* **Supplied material**:
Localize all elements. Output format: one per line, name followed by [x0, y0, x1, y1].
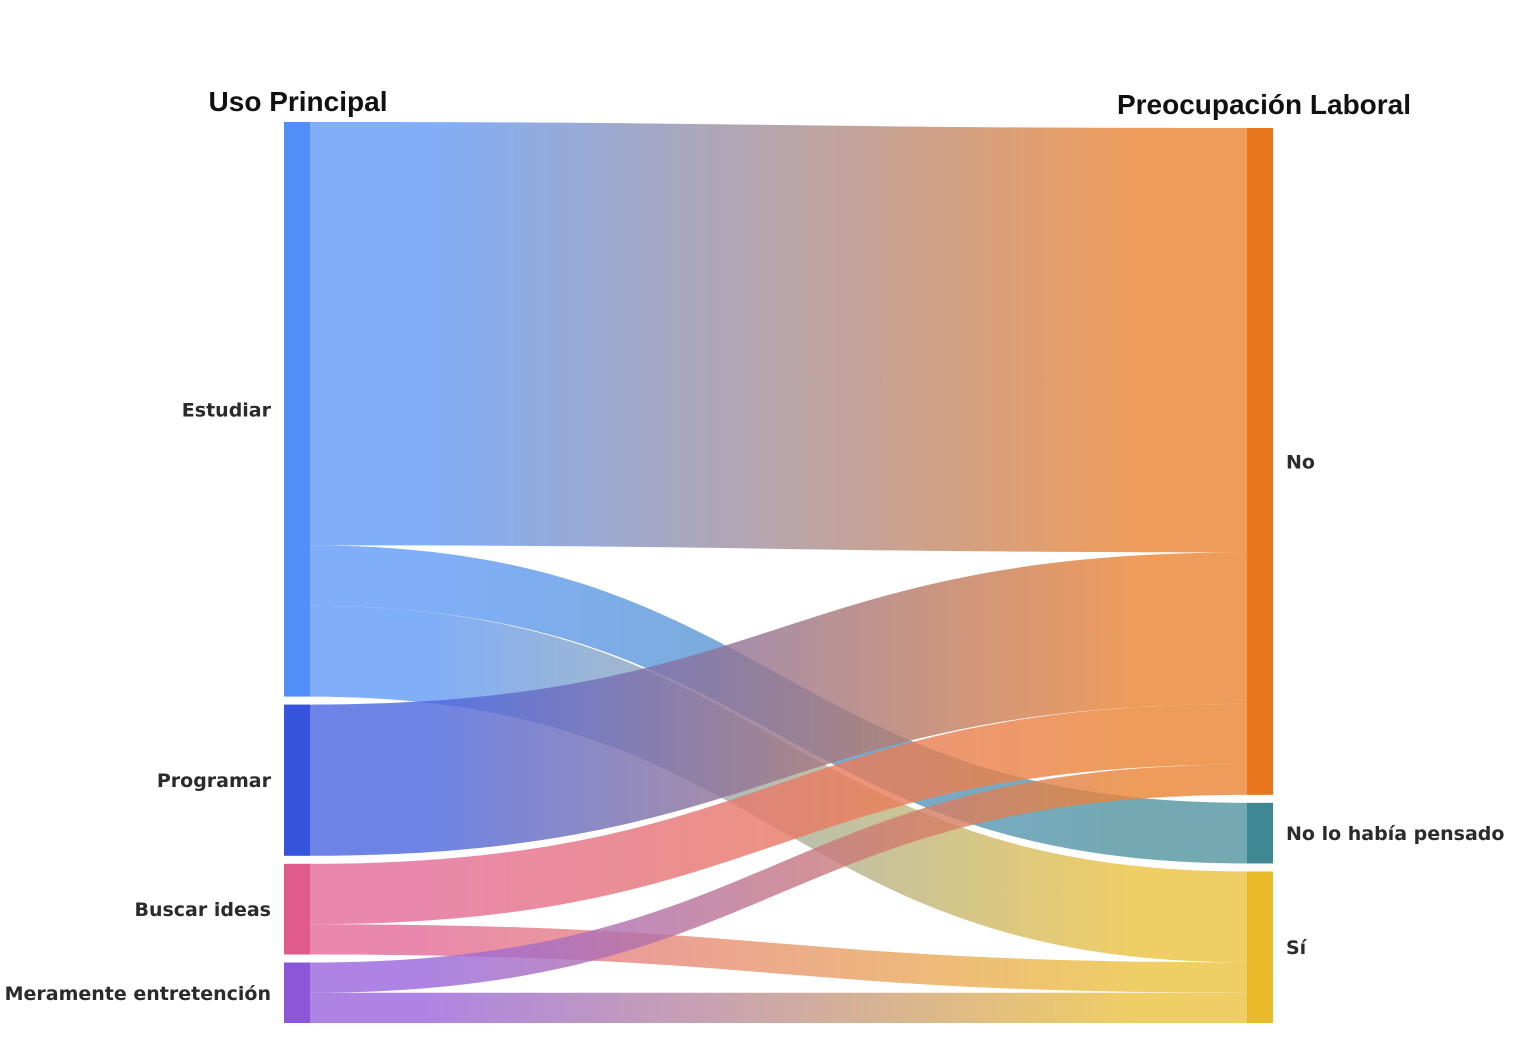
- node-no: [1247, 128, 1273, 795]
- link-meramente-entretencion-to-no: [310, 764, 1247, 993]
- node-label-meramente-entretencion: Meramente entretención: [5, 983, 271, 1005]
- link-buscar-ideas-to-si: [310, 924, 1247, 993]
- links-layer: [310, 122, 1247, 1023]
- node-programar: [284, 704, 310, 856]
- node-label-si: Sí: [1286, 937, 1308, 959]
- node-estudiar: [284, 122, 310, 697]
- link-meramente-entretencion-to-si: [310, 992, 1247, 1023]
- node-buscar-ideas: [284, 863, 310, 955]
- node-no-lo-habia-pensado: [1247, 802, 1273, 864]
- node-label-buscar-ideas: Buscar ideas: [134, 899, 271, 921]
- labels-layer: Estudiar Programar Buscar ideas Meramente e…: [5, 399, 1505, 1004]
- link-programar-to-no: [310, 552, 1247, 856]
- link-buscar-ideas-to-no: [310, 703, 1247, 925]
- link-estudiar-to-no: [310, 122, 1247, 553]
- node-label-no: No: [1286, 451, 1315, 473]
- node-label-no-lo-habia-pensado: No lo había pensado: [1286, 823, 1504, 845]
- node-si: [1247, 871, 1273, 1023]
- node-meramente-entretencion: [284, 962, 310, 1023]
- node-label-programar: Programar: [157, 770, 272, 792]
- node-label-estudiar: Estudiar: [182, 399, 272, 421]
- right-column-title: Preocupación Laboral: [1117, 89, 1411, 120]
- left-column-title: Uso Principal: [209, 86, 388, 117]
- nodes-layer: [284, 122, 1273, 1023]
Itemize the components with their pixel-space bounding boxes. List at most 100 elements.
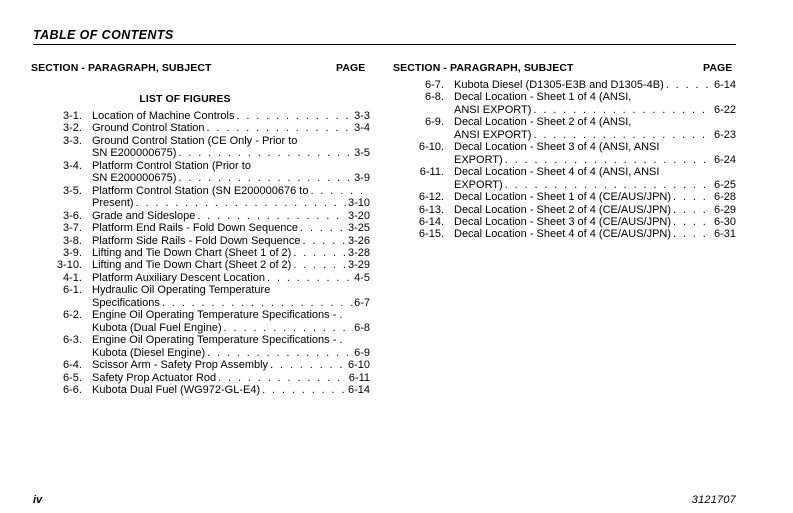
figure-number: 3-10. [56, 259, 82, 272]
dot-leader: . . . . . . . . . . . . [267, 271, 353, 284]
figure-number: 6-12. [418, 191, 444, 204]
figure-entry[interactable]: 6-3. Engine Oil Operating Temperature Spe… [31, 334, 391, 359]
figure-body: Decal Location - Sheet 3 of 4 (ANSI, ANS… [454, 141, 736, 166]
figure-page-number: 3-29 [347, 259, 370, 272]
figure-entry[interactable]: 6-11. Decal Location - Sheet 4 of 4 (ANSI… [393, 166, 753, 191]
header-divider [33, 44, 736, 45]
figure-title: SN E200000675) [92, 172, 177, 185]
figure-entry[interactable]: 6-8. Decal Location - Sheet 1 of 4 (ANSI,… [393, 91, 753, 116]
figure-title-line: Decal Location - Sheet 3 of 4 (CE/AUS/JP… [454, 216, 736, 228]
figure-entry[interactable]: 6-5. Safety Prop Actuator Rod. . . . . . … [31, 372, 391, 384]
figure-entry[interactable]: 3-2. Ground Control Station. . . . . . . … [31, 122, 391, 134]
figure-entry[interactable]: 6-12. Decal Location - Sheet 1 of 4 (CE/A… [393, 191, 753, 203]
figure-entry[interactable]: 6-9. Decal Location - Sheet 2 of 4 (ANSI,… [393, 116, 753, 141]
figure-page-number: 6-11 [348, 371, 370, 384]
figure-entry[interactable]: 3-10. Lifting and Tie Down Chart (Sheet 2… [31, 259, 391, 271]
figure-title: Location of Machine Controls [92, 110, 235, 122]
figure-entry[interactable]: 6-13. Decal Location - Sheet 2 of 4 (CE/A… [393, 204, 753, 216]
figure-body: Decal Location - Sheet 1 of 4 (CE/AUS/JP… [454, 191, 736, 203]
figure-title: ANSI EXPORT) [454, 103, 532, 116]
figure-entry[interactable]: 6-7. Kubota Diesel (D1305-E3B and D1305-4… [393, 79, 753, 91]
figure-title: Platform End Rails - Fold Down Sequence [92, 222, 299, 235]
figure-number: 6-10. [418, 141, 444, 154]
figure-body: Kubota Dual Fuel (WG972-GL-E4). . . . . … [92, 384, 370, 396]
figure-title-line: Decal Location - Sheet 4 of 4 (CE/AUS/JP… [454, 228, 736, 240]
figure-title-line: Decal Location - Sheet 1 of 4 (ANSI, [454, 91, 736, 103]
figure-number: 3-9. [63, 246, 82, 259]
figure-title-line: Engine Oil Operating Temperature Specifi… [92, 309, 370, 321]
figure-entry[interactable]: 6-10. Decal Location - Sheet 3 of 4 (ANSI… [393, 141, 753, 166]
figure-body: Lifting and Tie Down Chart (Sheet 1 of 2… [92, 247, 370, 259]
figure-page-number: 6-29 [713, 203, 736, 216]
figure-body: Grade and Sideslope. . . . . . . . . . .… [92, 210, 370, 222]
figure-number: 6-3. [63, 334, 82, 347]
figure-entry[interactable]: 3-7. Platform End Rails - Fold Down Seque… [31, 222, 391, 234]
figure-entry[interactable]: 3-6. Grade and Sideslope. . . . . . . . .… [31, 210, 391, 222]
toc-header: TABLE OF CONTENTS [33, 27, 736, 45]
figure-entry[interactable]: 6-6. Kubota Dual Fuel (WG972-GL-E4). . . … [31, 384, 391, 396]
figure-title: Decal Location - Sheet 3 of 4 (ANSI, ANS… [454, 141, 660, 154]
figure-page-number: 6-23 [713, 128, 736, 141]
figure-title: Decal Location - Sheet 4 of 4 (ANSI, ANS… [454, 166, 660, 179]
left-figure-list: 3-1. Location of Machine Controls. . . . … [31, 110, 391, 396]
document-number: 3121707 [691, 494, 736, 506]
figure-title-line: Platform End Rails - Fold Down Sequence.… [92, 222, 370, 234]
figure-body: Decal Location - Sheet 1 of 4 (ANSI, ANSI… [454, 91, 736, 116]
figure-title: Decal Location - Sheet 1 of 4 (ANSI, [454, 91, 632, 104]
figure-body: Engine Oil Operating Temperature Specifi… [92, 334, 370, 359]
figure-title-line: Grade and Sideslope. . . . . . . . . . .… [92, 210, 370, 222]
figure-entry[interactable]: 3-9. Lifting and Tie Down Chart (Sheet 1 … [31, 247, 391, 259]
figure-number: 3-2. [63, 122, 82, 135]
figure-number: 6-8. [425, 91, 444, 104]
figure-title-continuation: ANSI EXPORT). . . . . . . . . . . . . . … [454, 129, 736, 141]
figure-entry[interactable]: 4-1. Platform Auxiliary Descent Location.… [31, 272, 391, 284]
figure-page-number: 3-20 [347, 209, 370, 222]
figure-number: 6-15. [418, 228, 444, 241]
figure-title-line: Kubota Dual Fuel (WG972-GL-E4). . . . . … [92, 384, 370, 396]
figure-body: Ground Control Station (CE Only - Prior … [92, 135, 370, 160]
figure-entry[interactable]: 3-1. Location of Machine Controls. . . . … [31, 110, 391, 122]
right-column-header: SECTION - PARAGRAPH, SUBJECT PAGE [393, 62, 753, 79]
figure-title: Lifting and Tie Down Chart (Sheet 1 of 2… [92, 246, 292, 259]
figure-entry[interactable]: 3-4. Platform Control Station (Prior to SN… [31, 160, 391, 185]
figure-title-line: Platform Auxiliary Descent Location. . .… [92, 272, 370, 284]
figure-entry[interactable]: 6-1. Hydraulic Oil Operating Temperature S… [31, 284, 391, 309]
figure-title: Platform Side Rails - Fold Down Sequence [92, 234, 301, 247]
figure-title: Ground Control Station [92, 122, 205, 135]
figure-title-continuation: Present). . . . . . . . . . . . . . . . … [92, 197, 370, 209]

* **What is being asked**: Copy out all of the material above with every "Decal Location" changed to "Decal Position" and nothing else altered. Leave out the pictures.

* **Solution**:
Localize all elements. Output format: one per line, name followed by [x0, y0, x1, y1].
- node-no: [1247, 128, 1273, 795]
- link-meramente-entretencion-to-no: [310, 764, 1247, 993]
- node-label-meramente-entretencion: Meramente entretención: [5, 983, 271, 1005]
- link-buscar-ideas-to-si: [310, 924, 1247, 993]
- links-layer: [310, 122, 1247, 1023]
- node-programar: [284, 704, 310, 856]
- node-label-si: Sí: [1286, 937, 1308, 959]
- node-estudiar: [284, 122, 310, 697]
- link-meramente-entretencion-to-si: [310, 992, 1247, 1023]
- node-buscar-ideas: [284, 863, 310, 955]
- node-no-lo-habia-pensado: [1247, 802, 1273, 864]
- node-label-buscar-ideas: Buscar ideas: [134, 899, 271, 921]
- labels-layer: Estudiar Programar Buscar ideas Meramente e…: [5, 399, 1505, 1004]
- link-programar-to-no: [310, 552, 1247, 856]
- link-buscar-ideas-to-no: [310, 703, 1247, 925]
- link-estudiar-to-no: [310, 122, 1247, 553]
- node-label-no: No: [1286, 451, 1315, 473]
- node-label-no-lo-habia-pensado: No lo había pensado: [1286, 823, 1504, 845]
- node-si: [1247, 871, 1273, 1023]
- node-meramente-entretencion: [284, 962, 310, 1023]
- node-label-programar: Programar: [157, 770, 272, 792]
- node-label-estudiar: Estudiar: [182, 399, 272, 421]
- right-column-title: Preocupación Laboral: [1117, 89, 1411, 120]
- left-column-title: Uso Principal: [209, 86, 388, 117]
- nodes-layer: [284, 122, 1273, 1023]
Itemize the components with their pixel-space bounding boxes. List at most 100 elements.
figure-number: 3-10. [56, 259, 82, 272]
dot-leader: . . . . . . . . . . . . [267, 271, 353, 284]
figure-number: 6-12. [418, 191, 444, 204]
figure-entry[interactable]: 6-3. Engine Oil Operating Temperature Spe… [31, 334, 391, 359]
figure-body: Decal Position - Sheet 3 of 4 (ANSI, ANS… [454, 141, 736, 166]
figure-page-number: 3-29 [347, 259, 370, 272]
figure-entry[interactable]: 6-11. Decal Position - Sheet 4 of 4 (ANSI… [393, 166, 753, 191]
header-divider [33, 44, 736, 45]
figure-title: SN E200000675) [92, 172, 177, 185]
figure-entry[interactable]: 6-8. Decal Position - Sheet 1 of 4 (ANSI,… [393, 91, 753, 116]
figure-title-line: Decal Position - Sheet 3 of 4 (CE/AUS/JP… [454, 216, 736, 228]
figure-entry[interactable]: 6-5. Safety Prop Actuator Rod. . . . . . … [31, 372, 391, 384]
figure-entry[interactable]: 3-2. Ground Control Station. . . . . . . … [31, 122, 391, 134]
figure-entry[interactable]: 6-12. Decal Position - Sheet 1 of 4 (CE/A… [393, 191, 753, 203]
figure-entry[interactable]: 6-9. Decal Position - Sheet 2 of 4 (ANSI,… [393, 116, 753, 141]
figure-page-number: 6-11 [348, 371, 370, 384]
figure-entry[interactable]: 3-10. Lifting and Tie Down Chart (Sheet 2… [31, 259, 391, 271]
figure-title: Location of Machine Controls [92, 110, 235, 122]
figure-entry[interactable]: 6-13. Decal Position - Sheet 2 of 4 (CE/A… [393, 204, 753, 216]
figure-body: Decal Position - Sheet 1 of 4 (CE/AUS/JP… [454, 191, 736, 203]
figure-title: ANSI EXPORT) [454, 103, 532, 116]
figure-entry[interactable]: 6-7. Kubota Diesel (D1305-E3B and D1305-4… [393, 79, 753, 91]
figure-title: Platform End Rails - Fold Down Sequence [92, 222, 299, 235]
figure-number: 6-10. [418, 141, 444, 154]
figure-body: Kubota Dual Fuel (WG972-GL-E4). . . . . … [92, 384, 370, 396]
figure-title-line: Decal Position - Sheet 4 of 4 (CE/AUS/JP… [454, 228, 736, 240]
figure-title-line: Decal Position - Sheet 1 of 4 (ANSI, [454, 91, 736, 103]
figure-number: 3-9. [63, 246, 82, 259]
figure-title-line: Engine Oil Operating Temperature Specifi… [92, 309, 370, 321]
figure-entry[interactable]: 6-10. Decal Position - Sheet 3 of 4 (ANSI… [393, 141, 753, 166]
figure-body: Lifting and Tie Down Chart (Sheet 1 of 2… [92, 247, 370, 259]
figure-page-number: 6-29 [713, 203, 736, 216]
figure-body: Grade and Sideslope. . . . . . . . . . .… [92, 210, 370, 222]
figure-number: 6-3. [63, 334, 82, 347]
figure-entry[interactable]: 3-7. Platform End Rails - Fold Down Seque… [31, 222, 391, 234]
figure-entry[interactable]: 3-6. Grade and Sideslope. . . . . . . . .… [31, 210, 391, 222]
toc-header: TABLE OF CONTENTS [33, 27, 736, 45]
figure-entry[interactable]: 6-6. Kubota Dual Fuel (WG972-GL-E4). . . … [31, 384, 391, 396]
figure-title: Decal Position - Sheet 3 of 4 (ANSI, ANS… [454, 141, 660, 154]
figure-page-number: 6-23 [713, 128, 736, 141]
figure-title: Decal Position - Sheet 4 of 4 (ANSI, ANS… [454, 166, 660, 179]
left-figure-list: 3-1. Location of Machine Controls. . . . … [31, 110, 391, 396]
document-number: 3121707 [691, 494, 736, 506]
figure-title-line: Platform End Rails - Fold Down Sequence.… [92, 222, 370, 234]
figure-body: Decal Position - Sheet 1 of 4 (ANSI, ANSI… [454, 91, 736, 116]
figure-title: Decal Position - Sheet 1 of 4 (ANSI, [454, 91, 632, 104]
figure-body: Engine Oil Operating Temperature Specifi… [92, 334, 370, 359]
figure-title-line: Grade and Sideslope. . . . . . . . . . .… [92, 210, 370, 222]
figure-entry[interactable]: 3-9. Lifting and Tie Down Chart (Sheet 1 … [31, 247, 391, 259]
figure-number: 3-2. [63, 122, 82, 135]
figure-number: 6-8. [425, 91, 444, 104]
figure-title-continuation: ANSI EXPORT). . . . . . . . . . . . . . … [454, 129, 736, 141]
figure-entry[interactable]: 4-1. Platform Auxiliary Descent Location.… [31, 272, 391, 284]
figure-page-number: 3-20 [347, 209, 370, 222]
figure-number: 6-15. [418, 228, 444, 241]
figure-title-line: Kubota Dual Fuel (WG972-GL-E4). . . . . … [92, 384, 370, 396]
figure-body: Ground Control Station (CE Only - Prior … [92, 135, 370, 160]
figure-entry[interactable]: 3-1. Location of Machine Controls. . . . … [31, 110, 391, 122]
right-column-header: SECTION - PARAGRAPH, SUBJECT PAGE [393, 62, 753, 79]
figure-title: Lifting and Tie Down Chart (Sheet 1 of 2… [92, 246, 292, 259]
figure-entry[interactable]: 3-4. Platform Control Station (Prior to SN… [31, 160, 391, 185]
figure-title-line: Platform Auxiliary Descent Location. . .… [92, 272, 370, 284]
figure-entry[interactable]: 6-1. Hydraulic Oil Operating Temperature S… [31, 284, 391, 309]
figure-title: Platform Side Rails - Fold Down Sequence [92, 234, 301, 247]
figure-title: Ground Control Station [92, 122, 205, 135]
figure-title-continuation: Present). . . . . . . . . . . . . . . . … [92, 197, 370, 209]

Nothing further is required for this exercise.